══ Material to process ══

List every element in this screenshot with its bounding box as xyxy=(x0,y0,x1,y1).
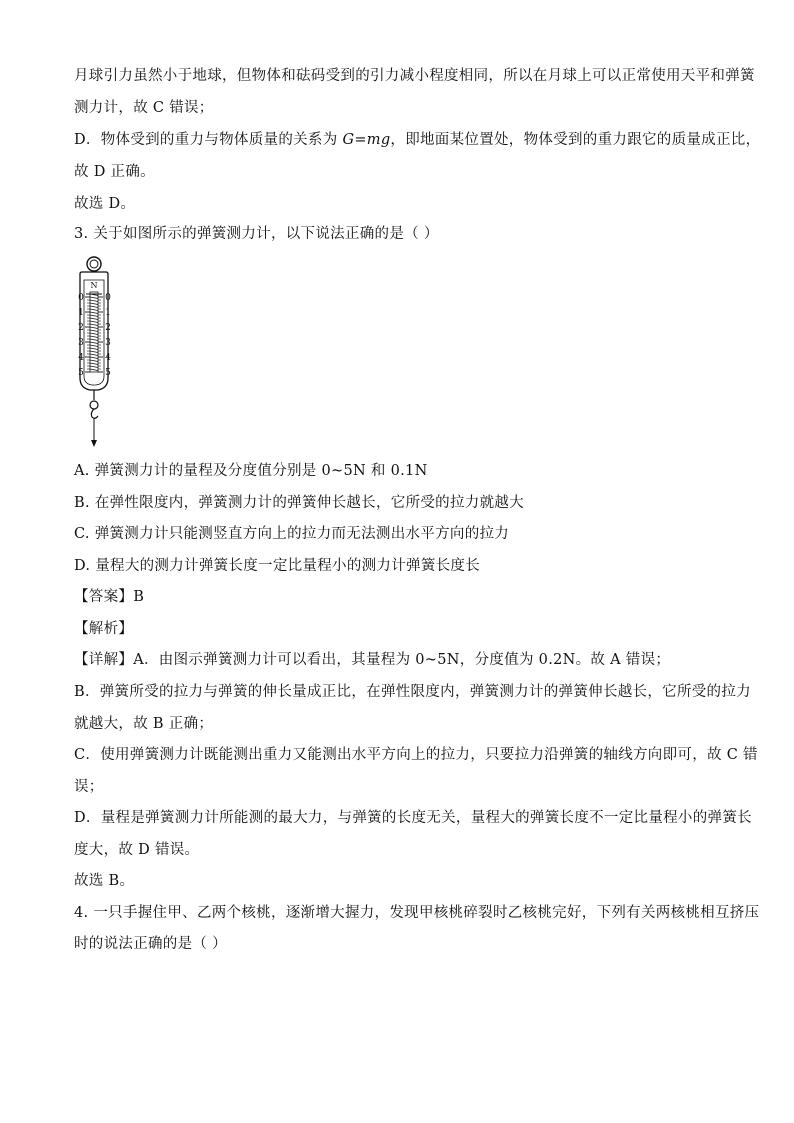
text-line-5: 故选 D。 xyxy=(74,196,136,212)
spring-coil xyxy=(90,312,98,314)
spring-coil xyxy=(90,297,98,299)
scale-right-label: 2 xyxy=(105,323,111,333)
text-line-1: 月球引力虽然小于地球，但物体和砝码受到的引力减小程度相同，所以在月球上可以正常使用天平和弹簧 xyxy=(74,68,755,84)
text-line-3a: D．物体受到的重力与物体质量的关系为 xyxy=(74,132,343,148)
spring-coil xyxy=(90,339,98,341)
spring-coil xyxy=(90,315,98,317)
option-d: D. 量程大的测力计弹簧长度一定比量程小的测力计弹簧长度长 xyxy=(74,558,481,574)
spring-coil xyxy=(90,324,98,326)
analysis-label: 【解析】 xyxy=(74,621,134,637)
spring-scale-figure xyxy=(70,252,126,452)
spring-coil xyxy=(90,357,98,359)
spring-coil xyxy=(90,330,98,332)
spring-coil xyxy=(90,336,98,338)
detail-line-3: 就越大，故 B 正确； xyxy=(74,716,214,732)
spring-coil xyxy=(90,354,98,356)
detail-line-4: C．使用弹簧测力计既能测出重力又能测出水平方向上的拉力，只要拉力沿弹簧的轴线方向即可，故 C 错 xyxy=(74,747,758,763)
spring-coil xyxy=(90,318,98,320)
scale-left-label: 4 xyxy=(78,353,84,363)
scale-right-label: 4 xyxy=(105,353,111,363)
scale-left-label: 3 xyxy=(78,338,84,348)
spring-coil xyxy=(90,366,98,368)
arrow-head-icon xyxy=(91,440,97,447)
question-3: 3. 关于如图所示的弹簧测力计，以下说法正确的是（ ） xyxy=(74,226,439,242)
text-line-3b: ，即地面某位置处，物体受到的重力跟它的质量成正比， xyxy=(390,132,761,148)
option-c: C. 弹簧测力计只能测竖直方向上的拉力而无法测出水平方向的拉力 xyxy=(74,526,510,542)
scale-left-labels xyxy=(78,293,84,378)
spring-coil xyxy=(90,300,98,302)
spring-coil xyxy=(90,345,98,347)
spring-coil xyxy=(90,333,98,335)
option-a: A. 弹簧测力计的量程及分度值分别是 0~5N 和 0.1N xyxy=(74,463,428,479)
scale-right-label: 5 xyxy=(105,368,111,378)
scale-left-label: 1 xyxy=(78,308,84,318)
spring-ticks xyxy=(85,294,103,372)
top-ring-inner-icon xyxy=(90,260,98,268)
spring-coil xyxy=(90,342,98,344)
scale-right-label: 3 xyxy=(105,338,111,348)
spring-coil xyxy=(90,303,98,305)
spring-coil xyxy=(90,369,98,371)
question-4-line-2: 时的说法正确的是（ ） xyxy=(74,936,227,952)
scale-left-label: 2 xyxy=(78,323,84,333)
spring-coil xyxy=(90,348,98,350)
text-line-4: 故 D 正确。 xyxy=(74,164,155,180)
unit-label: N xyxy=(90,281,98,290)
detail-line-1: 【详解】A．由图示弹簧测力计可以看出，其量程为 0~5N，分度值为 0.2N。故 A 错误； xyxy=(74,652,671,668)
question-4-line-1: 4. 一只手握住甲、乙两个核桃，逐渐增大握力，发现甲核桃碎裂时乙核桃完好，下列有关两核桃相互挤压 xyxy=(74,905,760,921)
scale-right-label: 1 xyxy=(105,308,111,318)
scale-left-label: 0 xyxy=(78,293,84,303)
text-line-2: 测力计，故 C 错误； xyxy=(74,100,214,116)
text-line-3 xyxy=(74,130,760,150)
formula-gmg: G=mg xyxy=(342,132,391,148)
top-ring-icon xyxy=(87,257,101,271)
detail-line-5: 误； xyxy=(74,779,104,795)
hook-loop-icon xyxy=(90,401,98,409)
scale-right-label: 0 xyxy=(105,293,111,303)
detail-line-6: D．量程是弹簧测力计所能测的最大力，与弹簧的长度无关，量程大的弹簧长度不一定比量程小的弹簧长 xyxy=(74,810,752,826)
option-b: B. 在弹性限度内，弹簧测力计的弹簧伸长越长，它所受的拉力就越大 xyxy=(74,495,524,511)
spring-coil xyxy=(90,327,98,329)
detail-line-2: B．弹簧所受的拉力与弹簧的伸长量成正比，在弹性限度内，弹簧测力计的弹簧伸长越长，它所受的拉力 xyxy=(74,684,751,700)
detail-line-7: 度大，故 D 错误。 xyxy=(74,842,200,858)
spring-coil xyxy=(90,321,98,323)
detail-line-8: 故选 B。 xyxy=(74,873,135,889)
spring-coil xyxy=(90,351,98,353)
answer-label: 【答案】B xyxy=(74,589,145,605)
spring-coil xyxy=(90,360,98,362)
scale-left-label: 5 xyxy=(78,368,84,378)
spring-coil xyxy=(90,309,98,311)
spring-coil xyxy=(90,306,98,308)
spring-coil xyxy=(90,363,98,365)
hook-icon xyxy=(91,409,98,418)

═══

■ Required task: Please copy the listing above word for word, leaving out the picture.

■ Complete answer:
List every element in this screenshot with its bounding box as xyxy=(x0,y0,x1,y1).
text-line-5: 故选 D。 xyxy=(74,196,136,212)
spring-coil xyxy=(90,312,98,314)
spring-coil xyxy=(90,297,98,299)
scale-right-label: 2 xyxy=(105,323,111,333)
text-line-1: 月球引力虽然小于地球，但物体和砝码受到的引力减小程度相同，所以在月球上可以正常使用天平和弹簧 xyxy=(74,68,755,84)
text-line-3a: D．物体受到的重力与物体质量的关系为 xyxy=(74,132,343,148)
spring-coil xyxy=(90,339,98,341)
spring-coil xyxy=(90,315,98,317)
option-d: D. 量程大的测力计弹簧长度一定比量程小的测力计弹簧长度长 xyxy=(74,558,481,574)
spring-coil xyxy=(90,324,98,326)
analysis-label: 【解析】 xyxy=(74,621,134,637)
spring-scale-figure xyxy=(70,252,126,452)
spring-coil xyxy=(90,357,98,359)
spring-coil xyxy=(90,330,98,332)
spring-coil xyxy=(90,336,98,338)
detail-line-3: 就越大，故 B 正确； xyxy=(74,716,214,732)
spring-coil xyxy=(90,354,98,356)
detail-line-4: C．使用弹簧测力计既能测出重力又能测出水平方向上的拉力，只要拉力沿弹簧的轴线方向即可，故 C 错 xyxy=(74,747,758,763)
spring-coil xyxy=(90,318,98,320)
scale-left-label: 4 xyxy=(78,353,84,363)
scale-right-label: 4 xyxy=(105,353,111,363)
scale-left-label: 3 xyxy=(78,338,84,348)
spring-coil xyxy=(90,366,98,368)
arrow-head-icon xyxy=(91,440,97,447)
question-3: 3. 关于如图所示的弹簧测力计，以下说法正确的是（ ） xyxy=(74,226,439,242)
text-line-3b: ，即地面某位置处，物体受到的重力跟它的质量成正比， xyxy=(390,132,761,148)
option-c: C. 弹簧测力计只能测竖直方向上的拉力而无法测出水平方向的拉力 xyxy=(74,526,510,542)
scale-left-labels xyxy=(78,293,84,378)
spring-coil xyxy=(90,300,98,302)
spring-coil xyxy=(90,345,98,347)
spring-coil xyxy=(90,333,98,335)
option-a: A. 弹簧测力计的量程及分度值分别是 0~5N 和 0.1N xyxy=(74,463,428,479)
scale-right-label: 5 xyxy=(105,368,111,378)
scale-left-label: 1 xyxy=(78,308,84,318)
spring-ticks xyxy=(85,294,103,372)
top-ring-inner-icon xyxy=(90,260,98,268)
spring-coil xyxy=(90,342,98,344)
scale-right-label: 3 xyxy=(105,338,111,348)
spring-coil xyxy=(90,303,98,305)
spring-coil xyxy=(90,369,98,371)
question-4-line-2: 时的说法正确的是（ ） xyxy=(74,936,227,952)
scale-left-label: 2 xyxy=(78,323,84,333)
spring-coil xyxy=(90,348,98,350)
text-line-4: 故 D 正确。 xyxy=(74,164,155,180)
unit-label: N xyxy=(90,281,98,290)
detail-line-1: 【详解】A．由图示弹簧测力计可以看出，其量程为 0~5N，分度值为 0.2N。故 A 错误； xyxy=(74,652,671,668)
question-4-line-1: 4. 一只手握住甲、乙两个核桃，逐渐增大握力，发现甲核桃碎裂时乙核桃完好，下列有关两核桃相互挤压 xyxy=(74,905,760,921)
scale-right-label: 1 xyxy=(105,308,111,318)
scale-left-label: 0 xyxy=(78,293,84,303)
text-line-2: 测力计，故 C 错误； xyxy=(74,100,214,116)
text-line-3 xyxy=(74,130,760,150)
formula-gmg: G=mg xyxy=(342,132,391,148)
top-ring-icon xyxy=(87,257,101,271)
detail-line-5: 误； xyxy=(74,779,104,795)
hook-loop-icon xyxy=(90,401,98,409)
scale-right-label: 0 xyxy=(105,293,111,303)
detail-line-6: D．量程是弹簧测力计所能测的最大力，与弹簧的长度无关，量程大的弹簧长度不一定比量程小的弹簧长 xyxy=(74,810,752,826)
option-b: B. 在弹性限度内，弹簧测力计的弹簧伸长越长，它所受的拉力就越大 xyxy=(74,495,524,511)
spring-coil xyxy=(90,327,98,329)
detail-line-2: B．弹簧所受的拉力与弹簧的伸长量成正比，在弹性限度内，弹簧测力计的弹簧伸长越长，它所受的拉力 xyxy=(74,684,751,700)
detail-line-7: 度大，故 D 错误。 xyxy=(74,842,200,858)
spring-coil xyxy=(90,321,98,323)
detail-line-8: 故选 B。 xyxy=(74,873,135,889)
spring-coil xyxy=(90,351,98,353)
answer-label: 【答案】B xyxy=(74,589,145,605)
spring-coil xyxy=(90,360,98,362)
scale-left-label: 5 xyxy=(78,368,84,378)
spring-coil xyxy=(90,309,98,311)
spring-coil xyxy=(90,306,98,308)
spring-coil xyxy=(90,363,98,365)
hook-icon xyxy=(91,409,98,418)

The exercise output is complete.